▼

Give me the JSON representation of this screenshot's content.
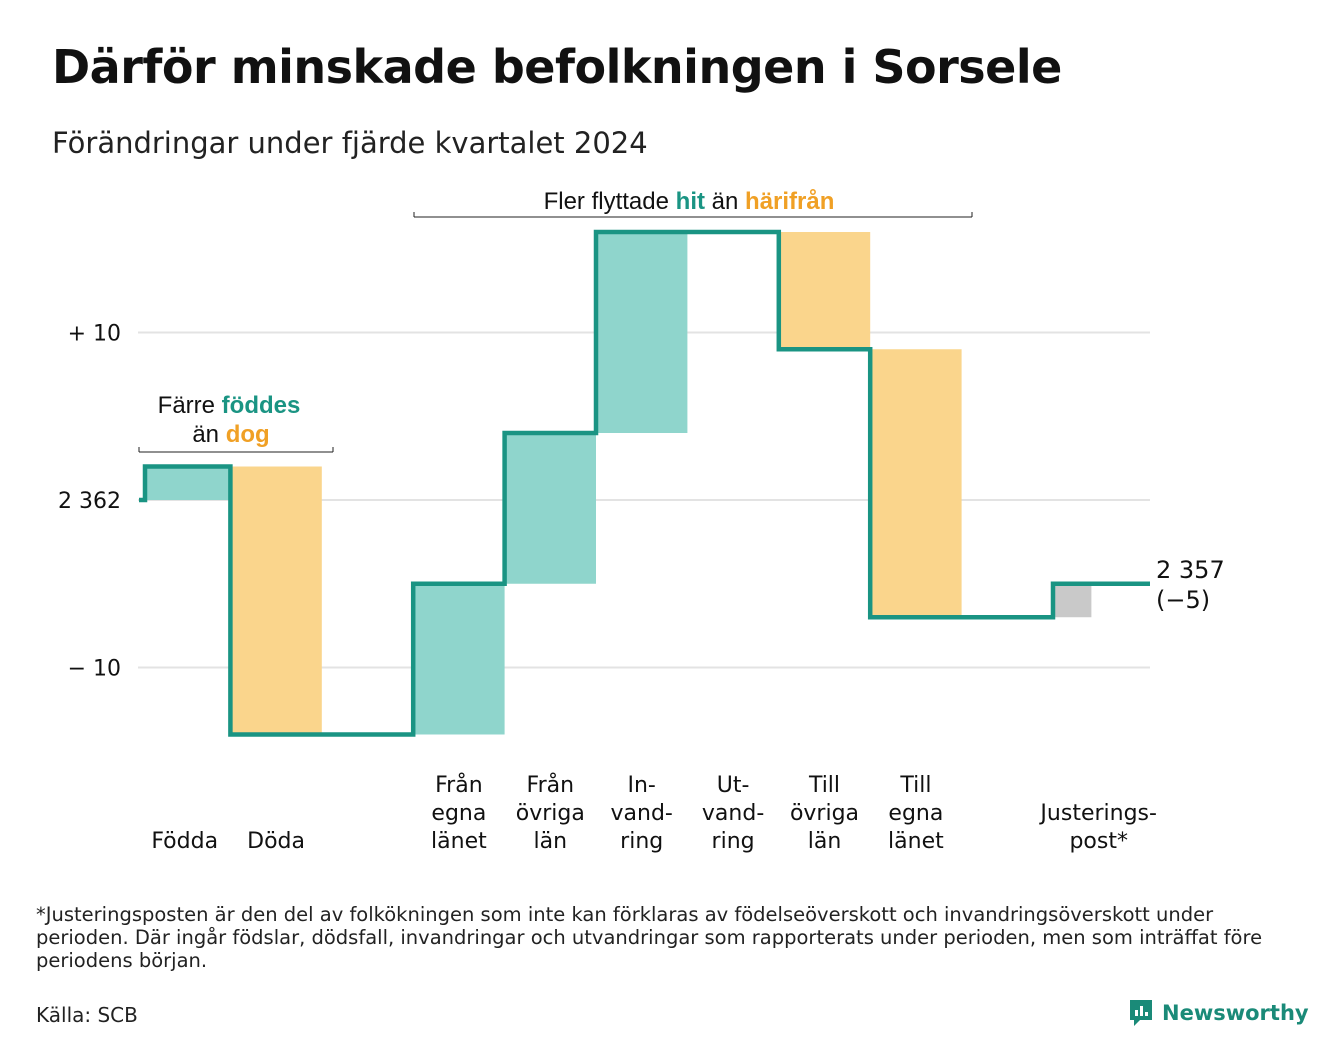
{
  "title": "Därför minskade befolkningen i Sorsele",
  "subtitle": "Förändringar under fjärde kvartalet 2024",
  "footnote": "*Justeringsposten är den del av folkökningen som inte kan förklaras av födelseöverskott och invandringsöverskott under perioden. Där ingår födslar, dödsfall, invandringar och utvandringar som rapporterats under perioden, men som inträffat före periodens början.",
  "source": "Källa: SCB",
  "brand": "Newsworthy",
  "colors": {
    "inflow": "#8fd5cc",
    "outflow": "#fad58c",
    "adjustment": "#c9c9c9",
    "line": "#1a9483",
    "grid": "#e3e3e3",
    "teal_text": "#1a9483",
    "orange_text": "#f0a025"
  },
  "annotations": {
    "births": {
      "line1_pre": "Färre",
      "line1_em": "föddes",
      "line2_pre": "än",
      "line2_em": "dog"
    },
    "migration": {
      "pre": "Fler flyttade",
      "em1": "hit",
      "mid": "än",
      "em2": "härifrån"
    }
  },
  "chart_data": {
    "type": "waterfall",
    "start_value": 2362,
    "end_value": 2357,
    "end_label": [
      "2 357",
      "(−5)"
    ],
    "yticks": [
      {
        "value": 10,
        "label": "+ 10"
      },
      {
        "value": 0,
        "label": "2 362"
      },
      {
        "value": -10,
        "label": "− 10"
      }
    ],
    "ylim": [
      -15,
      17
    ],
    "grid": true,
    "steps": [
      {
        "label": [
          "Födda"
        ],
        "change": 2,
        "kind": "inflow"
      },
      {
        "label": [
          "Döda"
        ],
        "change": -16,
        "kind": "outflow"
      },
      {
        "label": [
          "Från",
          "egna",
          "länet"
        ],
        "change": 9,
        "kind": "inflow"
      },
      {
        "label": [
          "Från",
          "övriga",
          "län"
        ],
        "change": 9,
        "kind": "inflow"
      },
      {
        "label": [
          "In-",
          "vand-",
          "ring"
        ],
        "change": 12,
        "kind": "inflow"
      },
      {
        "label": [
          "Ut-",
          "vand-",
          "ring"
        ],
        "change": 0,
        "kind": "outflow"
      },
      {
        "label": [
          "Till",
          "övriga",
          "län"
        ],
        "change": -7,
        "kind": "outflow"
      },
      {
        "label": [
          "Till",
          "egna",
          "länet"
        ],
        "change": -16,
        "kind": "outflow"
      },
      {
        "label": [
          "Justerings-",
          "post*"
        ],
        "change": 2,
        "kind": "adjustment"
      }
    ]
  }
}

▲

| CHALLENGE |
Write the entries above out in full, exactly, with no images.

| TASK OUTPUT |
Give me the JSON representation of this screenshot's content.
{
  "title": "Därför minskade befolkningen i Sorsele",
  "subtitle": "Förändringar under fjärde kvartalet 2024",
  "footnote": "*Justeringsposten är den del av folkökningen som inte kan förklaras av födelseöverskott och invandringsöverskott under perioden. Där ingår födslar, dödsfall, invandringar och utvandringar som rapporterats under perioden, men som inträffat före periodens början.",
  "source": "Källa: SCB",
  "brand": "Newsworthy",
  "colors": {
    "inflow": "#8fd5cc",
    "outflow": "#fad58c",
    "adjustment": "#c9c9c9",
    "line": "#1a9483",
    "grid": "#e3e3e3",
    "teal_text": "#1a9483",
    "orange_text": "#f0a025"
  },
  "annotations": {
    "births": {
      "line1_pre": "Färre",
      "line1_em": "föddes",
      "line2_pre": "än",
      "line2_em": "dog"
    },
    "migration": {
      "pre": "Fler flyttade",
      "em1": "hit",
      "mid": "än",
      "em2": "härifrån"
    }
  },
  "chart_data": {
    "type": "waterfall",
    "start_value": 2362,
    "end_value": 2357,
    "end_label": [
      "2 357",
      "(−5)"
    ],
    "yticks": [
      {
        "value": 10,
        "label": "+ 10"
      },
      {
        "value": 0,
        "label": "2 362"
      },
      {
        "value": -10,
        "label": "− 10"
      }
    ],
    "ylim": [
      -15,
      17
    ],
    "grid": true,
    "steps": [
      {
        "label": [
          "Födda"
        ],
        "change": 2,
        "kind": "inflow"
      },
      {
        "label": [
          "Döda"
        ],
        "change": -16,
        "kind": "outflow"
      },
      {
        "label": [
          "Från",
          "egna",
          "länet"
        ],
        "change": 9,
        "kind": "inflow"
      },
      {
        "label": [
          "Från",
          "övriga",
          "län"
        ],
        "change": 9,
        "kind": "inflow"
      },
      {
        "label": [
          "In-",
          "vand-",
          "ring"
        ],
        "change": 12,
        "kind": "inflow"
      },
      {
        "label": [
          "Ut-",
          "vand-",
          "ring"
        ],
        "change": 0,
        "kind": "outflow"
      },
      {
        "label": [
          "Till",
          "övriga",
          "län"
        ],
        "change": -7,
        "kind": "outflow"
      },
      {
        "label": [
          "Till",
          "egna",
          "länet"
        ],
        "change": -16,
        "kind": "outflow"
      },
      {
        "label": [
          "Justerings-",
          "post*"
        ],
        "change": 2,
        "kind": "adjustment"
      }
    ]
  }
}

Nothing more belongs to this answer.